_TASK BRIEF:_
Every line below should be copied exactly; drop the pictures.
* START LISTING *
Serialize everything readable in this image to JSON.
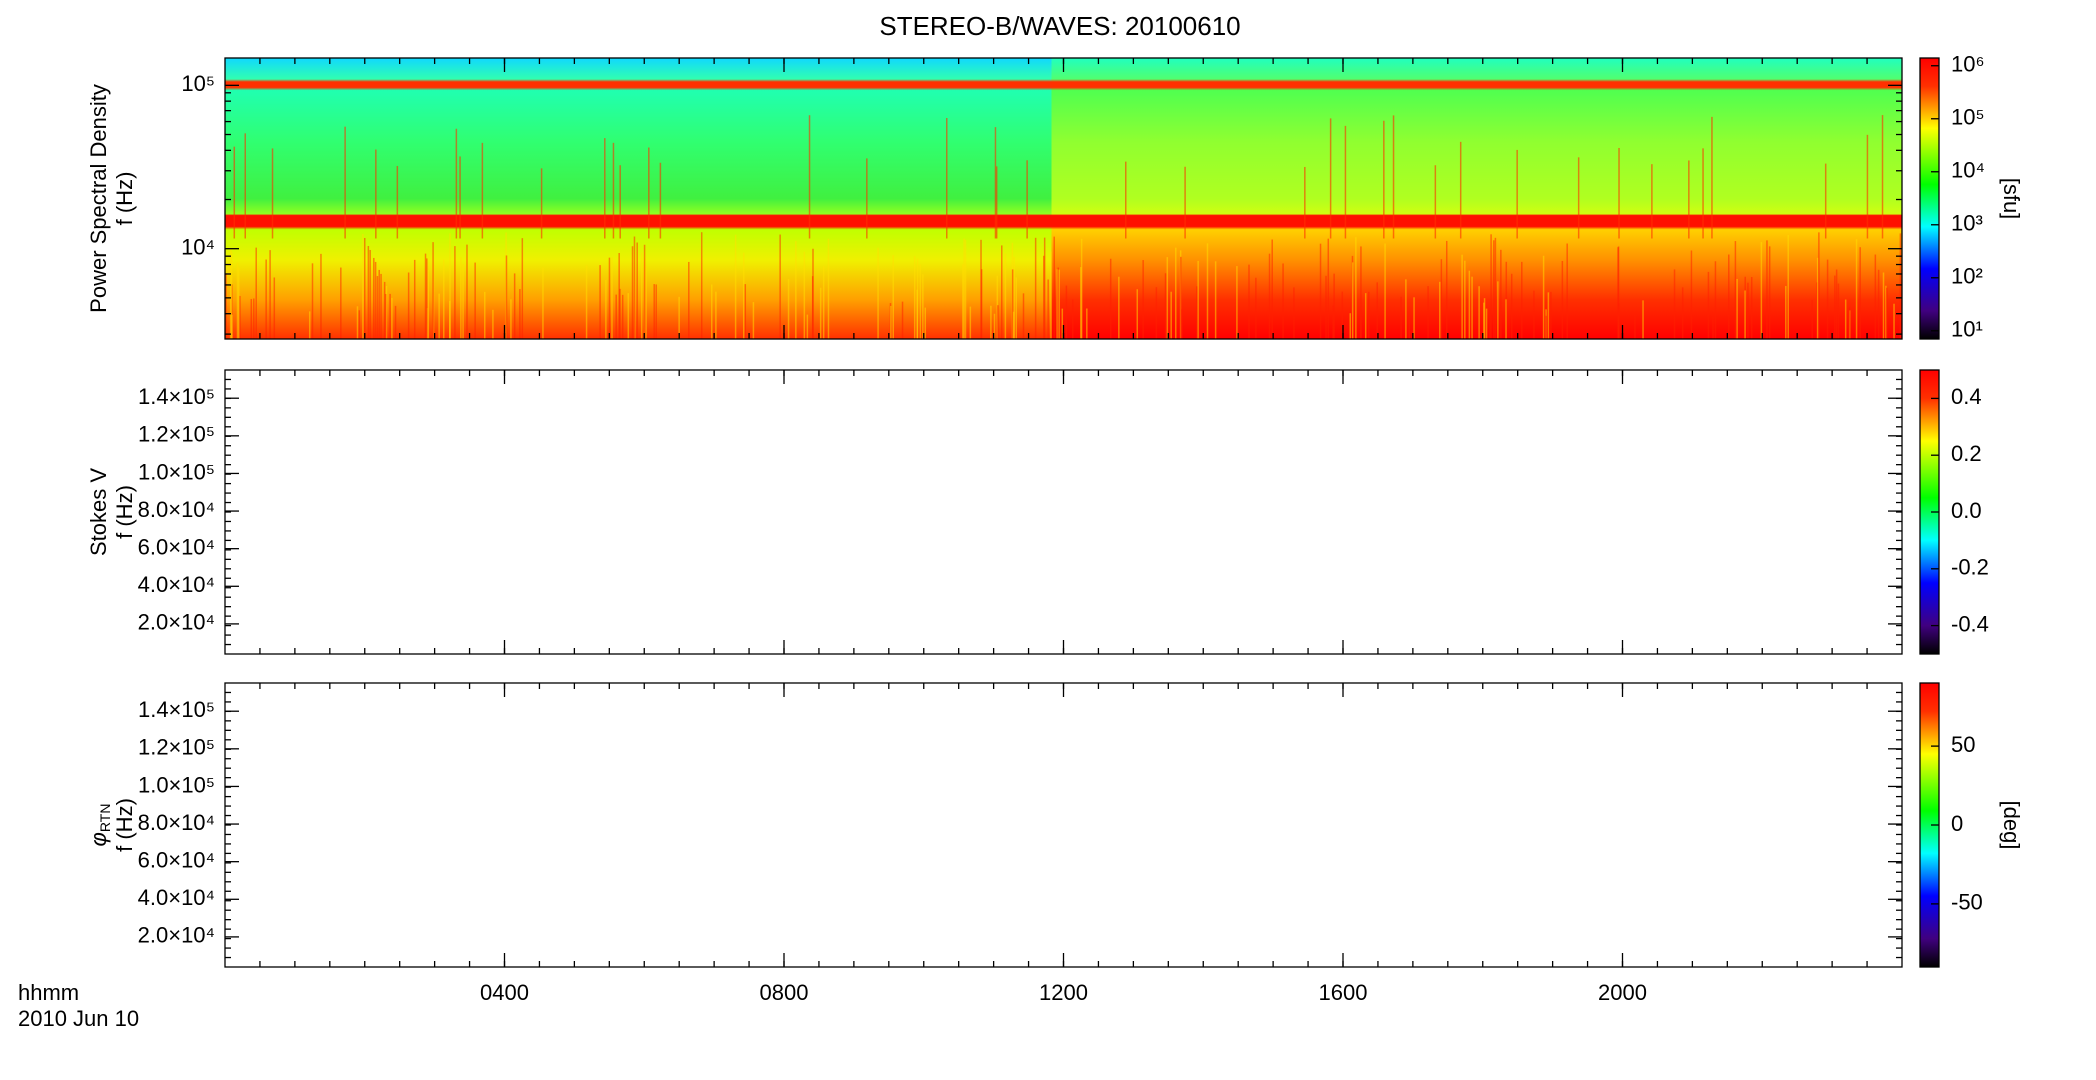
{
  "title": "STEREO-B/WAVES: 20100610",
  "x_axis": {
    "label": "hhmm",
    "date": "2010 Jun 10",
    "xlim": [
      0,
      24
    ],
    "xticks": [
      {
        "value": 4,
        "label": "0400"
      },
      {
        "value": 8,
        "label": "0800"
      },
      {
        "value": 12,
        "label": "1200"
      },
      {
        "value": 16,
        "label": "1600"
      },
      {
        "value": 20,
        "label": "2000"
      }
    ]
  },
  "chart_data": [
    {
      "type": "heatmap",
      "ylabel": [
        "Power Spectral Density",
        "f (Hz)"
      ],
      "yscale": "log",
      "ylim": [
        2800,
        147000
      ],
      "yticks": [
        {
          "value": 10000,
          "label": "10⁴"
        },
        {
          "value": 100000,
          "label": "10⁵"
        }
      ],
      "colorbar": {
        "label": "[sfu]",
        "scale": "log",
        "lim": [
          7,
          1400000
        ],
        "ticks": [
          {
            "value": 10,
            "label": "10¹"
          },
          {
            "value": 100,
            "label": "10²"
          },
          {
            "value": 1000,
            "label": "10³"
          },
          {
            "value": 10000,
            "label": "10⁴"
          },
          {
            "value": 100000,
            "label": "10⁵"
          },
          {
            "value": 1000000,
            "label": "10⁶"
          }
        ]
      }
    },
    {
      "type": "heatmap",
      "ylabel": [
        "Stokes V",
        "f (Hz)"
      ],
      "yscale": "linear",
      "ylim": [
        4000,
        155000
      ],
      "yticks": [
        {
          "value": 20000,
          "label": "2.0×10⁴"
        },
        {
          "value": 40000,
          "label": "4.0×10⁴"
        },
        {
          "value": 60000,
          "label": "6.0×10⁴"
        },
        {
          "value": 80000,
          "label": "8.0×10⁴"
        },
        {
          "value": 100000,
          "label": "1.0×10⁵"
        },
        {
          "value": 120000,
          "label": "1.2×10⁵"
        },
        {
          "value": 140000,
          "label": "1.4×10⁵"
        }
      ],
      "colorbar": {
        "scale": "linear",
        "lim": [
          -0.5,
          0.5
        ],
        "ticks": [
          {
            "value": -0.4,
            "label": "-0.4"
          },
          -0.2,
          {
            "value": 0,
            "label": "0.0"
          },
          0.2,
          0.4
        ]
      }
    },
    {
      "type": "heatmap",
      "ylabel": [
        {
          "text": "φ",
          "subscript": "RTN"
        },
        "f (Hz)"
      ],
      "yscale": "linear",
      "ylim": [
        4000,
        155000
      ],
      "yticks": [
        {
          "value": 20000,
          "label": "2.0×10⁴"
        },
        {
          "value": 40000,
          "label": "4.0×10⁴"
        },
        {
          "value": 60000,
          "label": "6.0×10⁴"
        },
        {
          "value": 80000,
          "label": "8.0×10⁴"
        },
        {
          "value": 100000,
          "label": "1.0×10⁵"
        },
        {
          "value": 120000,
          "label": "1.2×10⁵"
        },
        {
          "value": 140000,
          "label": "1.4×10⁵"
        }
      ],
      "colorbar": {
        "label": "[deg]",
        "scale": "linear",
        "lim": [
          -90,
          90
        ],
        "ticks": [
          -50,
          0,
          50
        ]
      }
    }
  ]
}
* END LISTING *
_ANSWER TO THIS PROBLEM:_
Serialize everything readable in this image to JSON.
{
  "title": "STEREO-B/WAVES: 20100610",
  "x_axis": {
    "label": "hhmm",
    "date": "2010 Jun 10",
    "xlim": [
      0,
      24
    ],
    "xticks": [
      {
        "value": 4,
        "label": "0400"
      },
      {
        "value": 8,
        "label": "0800"
      },
      {
        "value": 12,
        "label": "1200"
      },
      {
        "value": 16,
        "label": "1600"
      },
      {
        "value": 20,
        "label": "2000"
      }
    ]
  },
  "chart_data": [
    {
      "type": "heatmap",
      "ylabel": [
        "Power Spectral Density",
        "f (Hz)"
      ],
      "yscale": "log",
      "ylim": [
        2800,
        147000
      ],
      "yticks": [
        {
          "value": 10000,
          "label": "10⁴"
        },
        {
          "value": 100000,
          "label": "10⁵"
        }
      ],
      "colorbar": {
        "label": "[sfu]",
        "scale": "log",
        "lim": [
          7,
          1400000
        ],
        "ticks": [
          {
            "value": 10,
            "label": "10¹"
          },
          {
            "value": 100,
            "label": "10²"
          },
          {
            "value": 1000,
            "label": "10³"
          },
          {
            "value": 10000,
            "label": "10⁴"
          },
          {
            "value": 100000,
            "label": "10⁵"
          },
          {
            "value": 1000000,
            "label": "10⁶"
          }
        ]
      }
    },
    {
      "type": "heatmap",
      "ylabel": [
        "Stokes V",
        "f (Hz)"
      ],
      "yscale": "linear",
      "ylim": [
        4000,
        155000
      ],
      "yticks": [
        {
          "value": 20000,
          "label": "2.0×10⁴"
        },
        {
          "value": 40000,
          "label": "4.0×10⁴"
        },
        {
          "value": 60000,
          "label": "6.0×10⁴"
        },
        {
          "value": 80000,
          "label": "8.0×10⁴"
        },
        {
          "value": 100000,
          "label": "1.0×10⁵"
        },
        {
          "value": 120000,
          "label": "1.2×10⁵"
        },
        {
          "value": 140000,
          "label": "1.4×10⁵"
        }
      ],
      "colorbar": {
        "scale": "linear",
        "lim": [
          -0.5,
          0.5
        ],
        "ticks": [
          {
            "value": -0.4,
            "label": "-0.4"
          },
          -0.2,
          {
            "value": 0,
            "label": "0.0"
          },
          0.2,
          0.4
        ]
      }
    },
    {
      "type": "heatmap",
      "ylabel": [
        {
          "text": "φ",
          "subscript": "RTN"
        },
        "f (Hz)"
      ],
      "yscale": "linear",
      "ylim": [
        4000,
        155000
      ],
      "yticks": [
        {
          "value": 20000,
          "label": "2.0×10⁴"
        },
        {
          "value": 40000,
          "label": "4.0×10⁴"
        },
        {
          "value": 60000,
          "label": "6.0×10⁴"
        },
        {
          "value": 80000,
          "label": "8.0×10⁴"
        },
        {
          "value": 100000,
          "label": "1.0×10⁵"
        },
        {
          "value": 120000,
          "label": "1.2×10⁵"
        },
        {
          "value": 140000,
          "label": "1.4×10⁵"
        }
      ],
      "colorbar": {
        "label": "[deg]",
        "scale": "linear",
        "lim": [
          -90,
          90
        ],
        "ticks": [
          -50,
          0,
          50
        ]
      }
    }
  ]
}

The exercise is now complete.